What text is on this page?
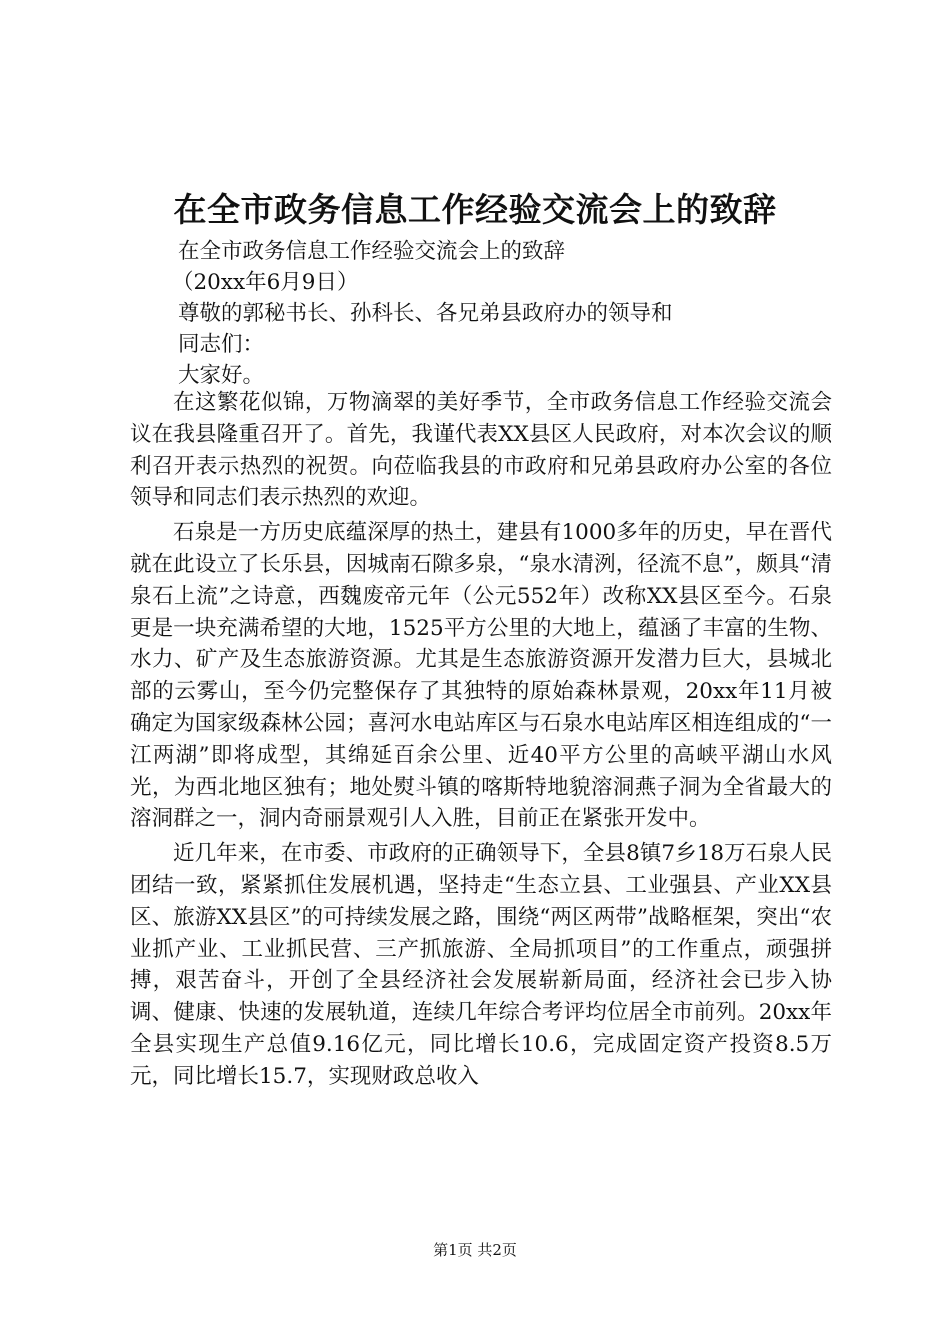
在全市政务信息工作经验交流会上的致辞
在全市政务信息工作经验交流会上的致辞
（20xx年6月9日）
尊敬的郭秘书长、孙科长、各兄弟县政府办的领导和
同志们：
大家好。

在这繁花似锦，万物滴翠的美好季节，全市政务信息工作经验交流会议在我县隆重召开了。首先，我谨代表XX县区人民政府，对本次会议的顺利召开表示热烈的祝贺。向莅临我县的市政府和兄弟县政府办公室的各位领导和同志们表示热烈的欢迎。

石泉是一方历史底蕴深厚的热土，建县有1000多年的历史，早在晋代就在此设立了长乐县，因城南石隙多泉，“泉水清洌，径流不息”，颇具“清泉石上流”之诗意，西魏废帝元年（公元552年）改称XX县区至今。石泉更是一块充满希望的大地，1525平方公里的大地上，蕴涵了丰富的生物、水力、矿产及生态旅游资源。尤其是生态旅游资源开发潜力巨大，县城北部的云雾山，至今仍完整保存了其独特的原始森林景观，20xx年11月被确定为国家级森林公园；喜河水电站库区与石泉水电站库区相连组成的“一江两湖”即将成型，其绵延百余公里、近40平方公里的高峡平湖山水风光，为西北地区独有；地处熨斗镇的喀斯特地貌溶洞燕子洞为全省最大的溶洞群之一，洞内奇丽景观引人入胜，目前正在紧张开发中。

近几年来，在市委、市政府的正确领导下，全县8镇7乡18万石泉人民团结一致，紧紧抓住发展机遇，坚持走“生态立县、工业强县、产业XX县区、旅游XX县区”的可持续发展之路，围绕“两区两带”战略框架，突出“农业抓产业、工业抓民营、三产抓旅游、全局抓项目”的工作重点，顽强拼搏，艰苦奋斗，开创了全县经济社会发展崭新局面，经济社会已步入协调、健康、快速的发展轨道，连续几年综合考评均位居全市前列。20xx年全县实现生产总值9.16亿元，同比增长10.6，完成固定资产投资8.5万元，同比增长15.7，实现财政总收入

第1页 共2页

> [Instruction] Skip the pictures, then retype every line above exactly.

> [Output for this task]
What text is on this page?
在全市政务信息工作经验交流会上的致辞
在全市政务信息工作经验交流会上的致辞
（20xx年6月9日）
尊敬的郭秘书长、孙科长、各兄弟县政府办的领导和
同志们：
大家好。

在这繁花似锦，万物滴翠的美好季节，全市政务信息工作经验交流会议在我县隆重召开了。首先，我谨代表XX县区人民政府，对本次会议的顺利召开表示热烈的祝贺。向莅临我县的市政府和兄弟县政府办公室的各位领导和同志们表示热烈的欢迎。

石泉是一方历史底蕴深厚的热土，建县有1000多年的历史，早在晋代就在此设立了长乐县，因城南石隙多泉，“泉水清洌，径流不息”，颇具“清泉石上流”之诗意，西魏废帝元年（公元552年）改称XX县区至今。石泉更是一块充满希望的大地，1525平方公里的大地上，蕴涵了丰富的生物、水力、矿产及生态旅游资源。尤其是生态旅游资源开发潜力巨大，县城北部的云雾山，至今仍完整保存了其独特的原始森林景观，20xx年11月被确定为国家级森林公园；喜河水电站库区与石泉水电站库区相连组成的“一江两湖”即将成型，其绵延百余公里、近40平方公里的高峡平湖山水风光，为西北地区独有；地处熨斗镇的喀斯特地貌溶洞燕子洞为全省最大的溶洞群之一，洞内奇丽景观引人入胜，目前正在紧张开发中。

近几年来，在市委、市政府的正确领导下，全县8镇7乡18万石泉人民团结一致，紧紧抓住发展机遇，坚持走“生态立县、工业强县、产业XX县区、旅游XX县区”的可持续发展之路，围绕“两区两带”战略框架，突出“农业抓产业、工业抓民营、三产抓旅游、全局抓项目”的工作重点，顽强拼搏，艰苦奋斗，开创了全县经济社会发展崭新局面，经济社会已步入协调、健康、快速的发展轨道，连续几年综合考评均位居全市前列。20xx年全县实现生产总值9.16亿元，同比增长10.6，完成固定资产投资8.5万元，同比增长15.7，实现财政总收入

第1页 共2页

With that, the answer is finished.